Prompt:
Search the records for the word "ценность" and report each line that has it.

++++ Extracted material ++++

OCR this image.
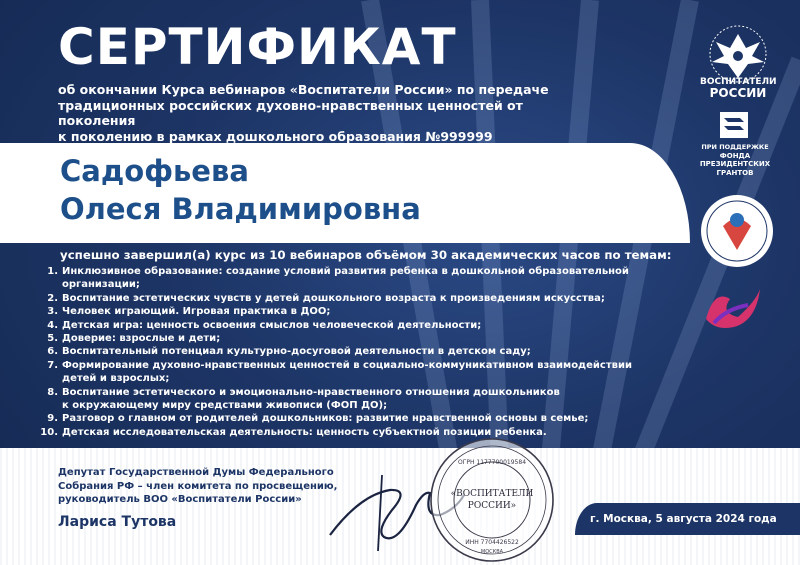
СЕРТИФИКАТ
об окончании Курса вебинаров «Воспитатели России» по передаче
традиционных российских духовно-нравственных ценностей от поколения
к поколению в рамках дошкольного образования №999999
Садофьева
Олеся Владимировна
успешно завершил(а) курс из 10 вебинаров объёмом 30 академических часов по темам:
1. Инклюзивное образование: создание условий развития ребенка в дошкольной образовательной организации;
2. Воспитание эстетических чувств у детей дошкольного возраста к произведениям искусства;
3. Человек играющий. Игровая практика в ДОО;
4. Детская игра: ценность освоения смыслов человеческой деятельности;
5. Доверие: взрослые и дети;
6. Воспитательный потенциал культурно-досуговой деятельности в детском саду;
7. Формирование духовно-нравственных ценностей в социально-коммуникативном взаимодействии
детей и взрослых;
8. Воспитание эстетического и эмоционально-нравственного отношения дошкольников
к окружающему миру средствами живописи (ФОП ДО);
9. Разговор о главном от родителей дошкольников: развитие нравственной основы в семье;
10. Детская исследовательская деятельность: ценность субъектной позиции ребенка.
ВОСПИТАТЕЛИ
РОССИИ
ПРИ ПОДДЕРЖКЕ
ФОНДА
ПРЕЗИДЕНТСКИХ
ГРАНТОВ
Депутат Государственной Думы Федерального
Собрания РФ – член комитета по просвещению,
руководитель ВОО «Воспитатели России»
Лариса Тутова
ОГРН 1177700019584
«ВОСПИТАТЕЛИ
РОССИИ»
ИНН 7704426522
МОСКВА
г. Москва, 5 августа 2024 года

++++

Result:
4. Детская игра: ценность освоения смыслов человеческой деятельности;
10. Детская исследовательская деятельность: ценность субъектной позиции ребенка.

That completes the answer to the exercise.